Items from a figure collection:

+--

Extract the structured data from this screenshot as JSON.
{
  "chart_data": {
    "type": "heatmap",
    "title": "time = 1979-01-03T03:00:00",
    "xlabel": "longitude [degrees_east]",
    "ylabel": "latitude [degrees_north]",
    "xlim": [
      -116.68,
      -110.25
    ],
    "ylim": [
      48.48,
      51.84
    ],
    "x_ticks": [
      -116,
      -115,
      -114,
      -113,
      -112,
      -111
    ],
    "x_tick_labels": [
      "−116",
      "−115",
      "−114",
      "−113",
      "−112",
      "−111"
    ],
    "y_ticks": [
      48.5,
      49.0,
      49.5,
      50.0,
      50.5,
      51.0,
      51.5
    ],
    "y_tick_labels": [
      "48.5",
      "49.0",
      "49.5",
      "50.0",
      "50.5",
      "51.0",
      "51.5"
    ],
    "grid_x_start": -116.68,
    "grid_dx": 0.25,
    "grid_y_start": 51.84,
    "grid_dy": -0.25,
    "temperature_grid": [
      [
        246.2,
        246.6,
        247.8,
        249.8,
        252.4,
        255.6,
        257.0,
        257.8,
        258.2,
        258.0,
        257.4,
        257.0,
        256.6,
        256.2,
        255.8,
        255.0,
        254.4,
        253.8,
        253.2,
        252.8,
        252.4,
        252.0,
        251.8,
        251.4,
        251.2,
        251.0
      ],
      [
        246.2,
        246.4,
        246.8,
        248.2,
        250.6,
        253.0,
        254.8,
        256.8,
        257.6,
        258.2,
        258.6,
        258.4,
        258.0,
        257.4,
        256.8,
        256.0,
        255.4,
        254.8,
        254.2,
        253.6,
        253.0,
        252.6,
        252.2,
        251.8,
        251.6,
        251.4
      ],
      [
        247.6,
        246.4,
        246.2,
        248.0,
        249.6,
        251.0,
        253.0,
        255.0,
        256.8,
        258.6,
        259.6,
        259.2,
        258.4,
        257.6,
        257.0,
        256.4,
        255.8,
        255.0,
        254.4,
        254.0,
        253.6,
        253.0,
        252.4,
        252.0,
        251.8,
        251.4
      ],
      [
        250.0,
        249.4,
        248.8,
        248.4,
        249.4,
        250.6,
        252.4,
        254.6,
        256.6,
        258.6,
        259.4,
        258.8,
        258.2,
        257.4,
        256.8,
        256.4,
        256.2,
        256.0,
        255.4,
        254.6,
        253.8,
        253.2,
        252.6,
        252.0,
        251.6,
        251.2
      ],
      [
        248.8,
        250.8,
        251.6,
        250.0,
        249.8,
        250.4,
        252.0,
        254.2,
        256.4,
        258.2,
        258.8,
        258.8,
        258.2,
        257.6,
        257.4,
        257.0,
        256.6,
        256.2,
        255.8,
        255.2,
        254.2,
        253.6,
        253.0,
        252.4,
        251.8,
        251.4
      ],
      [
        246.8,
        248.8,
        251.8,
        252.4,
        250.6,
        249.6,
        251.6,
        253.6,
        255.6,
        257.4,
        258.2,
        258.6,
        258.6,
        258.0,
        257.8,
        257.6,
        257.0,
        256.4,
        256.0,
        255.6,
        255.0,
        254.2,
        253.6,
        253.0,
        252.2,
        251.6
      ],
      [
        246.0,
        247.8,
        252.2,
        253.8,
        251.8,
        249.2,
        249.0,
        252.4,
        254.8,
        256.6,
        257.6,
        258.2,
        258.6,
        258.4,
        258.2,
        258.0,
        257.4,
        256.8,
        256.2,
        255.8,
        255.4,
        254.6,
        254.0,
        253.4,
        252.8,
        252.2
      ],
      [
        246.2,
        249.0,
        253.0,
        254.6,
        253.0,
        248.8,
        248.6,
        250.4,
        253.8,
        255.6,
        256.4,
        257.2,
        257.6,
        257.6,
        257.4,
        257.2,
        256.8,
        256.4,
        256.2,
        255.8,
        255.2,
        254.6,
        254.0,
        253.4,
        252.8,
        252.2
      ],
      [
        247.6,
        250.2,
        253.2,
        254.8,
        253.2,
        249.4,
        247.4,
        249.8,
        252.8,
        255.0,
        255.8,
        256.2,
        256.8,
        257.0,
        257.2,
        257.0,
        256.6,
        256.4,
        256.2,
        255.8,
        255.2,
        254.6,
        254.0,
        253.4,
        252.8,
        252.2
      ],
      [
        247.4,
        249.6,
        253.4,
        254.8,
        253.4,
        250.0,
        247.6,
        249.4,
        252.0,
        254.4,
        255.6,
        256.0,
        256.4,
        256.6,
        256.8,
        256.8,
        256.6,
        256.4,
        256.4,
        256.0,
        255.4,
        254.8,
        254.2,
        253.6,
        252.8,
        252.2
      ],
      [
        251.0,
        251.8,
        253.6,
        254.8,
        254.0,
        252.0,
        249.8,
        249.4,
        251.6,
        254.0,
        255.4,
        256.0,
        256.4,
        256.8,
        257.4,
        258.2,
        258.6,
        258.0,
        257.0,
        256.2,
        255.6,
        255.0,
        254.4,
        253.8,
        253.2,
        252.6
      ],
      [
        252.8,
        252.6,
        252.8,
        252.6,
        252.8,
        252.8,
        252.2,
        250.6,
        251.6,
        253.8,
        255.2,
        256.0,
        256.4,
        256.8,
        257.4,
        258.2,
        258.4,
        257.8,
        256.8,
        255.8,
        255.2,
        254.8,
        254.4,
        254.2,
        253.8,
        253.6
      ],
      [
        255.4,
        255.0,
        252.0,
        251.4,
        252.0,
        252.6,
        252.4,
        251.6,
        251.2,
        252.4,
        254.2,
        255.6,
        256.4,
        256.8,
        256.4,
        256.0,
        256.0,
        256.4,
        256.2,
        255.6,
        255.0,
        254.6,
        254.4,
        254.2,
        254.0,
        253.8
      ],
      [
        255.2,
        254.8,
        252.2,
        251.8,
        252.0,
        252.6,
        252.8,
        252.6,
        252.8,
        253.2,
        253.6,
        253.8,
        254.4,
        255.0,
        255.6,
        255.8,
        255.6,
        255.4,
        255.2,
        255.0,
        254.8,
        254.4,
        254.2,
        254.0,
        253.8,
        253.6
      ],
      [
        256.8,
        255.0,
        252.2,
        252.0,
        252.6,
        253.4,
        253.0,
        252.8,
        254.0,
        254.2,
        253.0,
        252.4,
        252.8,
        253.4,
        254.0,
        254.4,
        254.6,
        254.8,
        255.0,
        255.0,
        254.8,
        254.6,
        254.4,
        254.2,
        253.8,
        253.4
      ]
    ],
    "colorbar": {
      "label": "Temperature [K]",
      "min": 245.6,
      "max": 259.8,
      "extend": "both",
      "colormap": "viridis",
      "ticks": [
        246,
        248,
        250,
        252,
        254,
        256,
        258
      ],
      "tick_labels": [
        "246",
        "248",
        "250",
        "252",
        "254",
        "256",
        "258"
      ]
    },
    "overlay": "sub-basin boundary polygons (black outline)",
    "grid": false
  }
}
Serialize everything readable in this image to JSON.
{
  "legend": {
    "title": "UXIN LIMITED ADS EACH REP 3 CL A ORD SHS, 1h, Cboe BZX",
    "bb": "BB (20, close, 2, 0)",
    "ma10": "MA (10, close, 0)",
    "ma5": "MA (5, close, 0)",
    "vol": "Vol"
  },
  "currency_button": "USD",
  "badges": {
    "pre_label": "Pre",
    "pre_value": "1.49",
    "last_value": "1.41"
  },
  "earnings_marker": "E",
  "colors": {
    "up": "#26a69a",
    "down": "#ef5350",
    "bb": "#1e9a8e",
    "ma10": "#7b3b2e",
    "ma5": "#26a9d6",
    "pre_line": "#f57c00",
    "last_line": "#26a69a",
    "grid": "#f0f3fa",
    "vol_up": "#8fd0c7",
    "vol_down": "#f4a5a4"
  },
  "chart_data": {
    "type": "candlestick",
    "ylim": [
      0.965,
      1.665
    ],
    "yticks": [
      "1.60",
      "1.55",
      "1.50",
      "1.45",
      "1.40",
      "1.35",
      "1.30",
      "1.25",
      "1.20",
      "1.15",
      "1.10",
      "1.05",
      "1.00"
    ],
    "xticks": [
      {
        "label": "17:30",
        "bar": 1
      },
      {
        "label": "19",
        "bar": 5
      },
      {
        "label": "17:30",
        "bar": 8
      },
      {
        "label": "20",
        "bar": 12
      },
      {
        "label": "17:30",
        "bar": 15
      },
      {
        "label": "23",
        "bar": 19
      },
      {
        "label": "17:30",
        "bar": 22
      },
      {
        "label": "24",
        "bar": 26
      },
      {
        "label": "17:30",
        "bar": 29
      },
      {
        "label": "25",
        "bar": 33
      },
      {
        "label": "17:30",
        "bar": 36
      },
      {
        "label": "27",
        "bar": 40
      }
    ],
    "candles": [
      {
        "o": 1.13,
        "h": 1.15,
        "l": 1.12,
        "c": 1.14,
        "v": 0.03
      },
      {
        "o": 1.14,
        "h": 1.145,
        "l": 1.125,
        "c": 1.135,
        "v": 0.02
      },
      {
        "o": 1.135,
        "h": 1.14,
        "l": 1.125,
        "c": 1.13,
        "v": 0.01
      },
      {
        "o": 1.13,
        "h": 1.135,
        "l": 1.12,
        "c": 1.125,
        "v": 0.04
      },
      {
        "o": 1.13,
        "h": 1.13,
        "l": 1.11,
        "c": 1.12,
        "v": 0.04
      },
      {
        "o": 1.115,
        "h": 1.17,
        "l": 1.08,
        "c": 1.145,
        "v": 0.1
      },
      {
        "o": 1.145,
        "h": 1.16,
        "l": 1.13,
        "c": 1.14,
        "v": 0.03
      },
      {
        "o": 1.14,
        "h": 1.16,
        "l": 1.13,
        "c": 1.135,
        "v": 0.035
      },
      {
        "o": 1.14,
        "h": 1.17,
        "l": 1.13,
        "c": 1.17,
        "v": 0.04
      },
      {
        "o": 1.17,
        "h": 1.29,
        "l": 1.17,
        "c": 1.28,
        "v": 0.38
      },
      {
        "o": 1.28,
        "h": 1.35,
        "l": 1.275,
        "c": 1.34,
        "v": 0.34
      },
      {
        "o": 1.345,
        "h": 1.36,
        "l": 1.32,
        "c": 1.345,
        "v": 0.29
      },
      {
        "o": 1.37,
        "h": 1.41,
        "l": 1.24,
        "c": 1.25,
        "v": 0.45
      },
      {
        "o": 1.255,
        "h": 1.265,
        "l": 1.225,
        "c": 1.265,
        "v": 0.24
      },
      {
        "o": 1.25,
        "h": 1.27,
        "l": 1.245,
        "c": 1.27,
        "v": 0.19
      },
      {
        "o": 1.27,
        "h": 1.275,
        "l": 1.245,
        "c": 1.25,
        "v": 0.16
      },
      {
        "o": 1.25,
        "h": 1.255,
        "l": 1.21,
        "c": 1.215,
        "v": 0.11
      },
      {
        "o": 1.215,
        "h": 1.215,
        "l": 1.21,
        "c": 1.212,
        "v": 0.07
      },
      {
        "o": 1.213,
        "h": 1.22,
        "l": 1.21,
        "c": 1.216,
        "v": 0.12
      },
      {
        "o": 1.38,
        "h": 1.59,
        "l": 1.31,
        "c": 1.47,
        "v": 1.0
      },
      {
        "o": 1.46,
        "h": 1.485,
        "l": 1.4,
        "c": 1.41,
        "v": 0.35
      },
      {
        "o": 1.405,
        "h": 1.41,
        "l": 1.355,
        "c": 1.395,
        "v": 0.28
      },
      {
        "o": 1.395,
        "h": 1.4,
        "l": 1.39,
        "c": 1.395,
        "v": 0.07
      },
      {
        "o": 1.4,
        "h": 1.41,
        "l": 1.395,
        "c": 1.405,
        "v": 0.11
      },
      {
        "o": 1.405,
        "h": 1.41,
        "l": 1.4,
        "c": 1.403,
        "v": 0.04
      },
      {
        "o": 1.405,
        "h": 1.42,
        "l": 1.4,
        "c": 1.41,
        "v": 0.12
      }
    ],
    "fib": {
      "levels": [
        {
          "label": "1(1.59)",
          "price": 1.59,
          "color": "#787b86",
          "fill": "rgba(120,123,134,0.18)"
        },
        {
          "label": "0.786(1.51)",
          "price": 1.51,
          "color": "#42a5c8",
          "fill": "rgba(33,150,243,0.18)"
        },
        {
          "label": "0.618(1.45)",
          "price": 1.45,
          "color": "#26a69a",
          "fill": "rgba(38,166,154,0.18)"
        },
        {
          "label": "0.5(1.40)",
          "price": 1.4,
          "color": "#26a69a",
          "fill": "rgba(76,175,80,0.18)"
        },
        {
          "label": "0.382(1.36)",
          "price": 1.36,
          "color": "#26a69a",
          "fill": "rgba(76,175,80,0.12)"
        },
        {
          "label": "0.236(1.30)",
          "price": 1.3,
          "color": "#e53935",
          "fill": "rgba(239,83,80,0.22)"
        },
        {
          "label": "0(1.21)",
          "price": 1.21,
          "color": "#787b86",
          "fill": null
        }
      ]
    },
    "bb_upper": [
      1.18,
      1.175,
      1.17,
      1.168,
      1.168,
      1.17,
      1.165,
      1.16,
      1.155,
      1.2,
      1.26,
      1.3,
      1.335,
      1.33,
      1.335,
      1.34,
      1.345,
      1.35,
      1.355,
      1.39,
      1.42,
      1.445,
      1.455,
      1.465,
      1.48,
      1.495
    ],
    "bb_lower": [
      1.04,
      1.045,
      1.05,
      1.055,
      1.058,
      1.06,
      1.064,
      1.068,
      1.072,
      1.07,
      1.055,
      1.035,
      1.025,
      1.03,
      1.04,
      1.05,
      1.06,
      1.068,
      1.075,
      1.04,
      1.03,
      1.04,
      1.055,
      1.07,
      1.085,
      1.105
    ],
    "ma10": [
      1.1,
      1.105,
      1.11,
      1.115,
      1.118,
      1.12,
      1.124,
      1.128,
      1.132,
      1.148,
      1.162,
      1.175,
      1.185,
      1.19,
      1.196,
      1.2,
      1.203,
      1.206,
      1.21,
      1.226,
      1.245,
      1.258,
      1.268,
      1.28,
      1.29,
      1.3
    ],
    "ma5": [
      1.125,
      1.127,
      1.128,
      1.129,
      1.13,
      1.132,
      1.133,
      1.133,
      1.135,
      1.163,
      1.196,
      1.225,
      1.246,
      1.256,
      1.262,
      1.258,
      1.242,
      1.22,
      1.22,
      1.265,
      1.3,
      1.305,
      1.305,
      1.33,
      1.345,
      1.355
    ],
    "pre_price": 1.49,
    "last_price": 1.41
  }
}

+--

INSTRUCTIONS TO FOLLOW -
Using the listing above, pull out all lines that hold the word "this".

THE COMPLETED TASK -
Extract the structured data from this screenshot as JSON.
Serialize everything readable in this image to JSON.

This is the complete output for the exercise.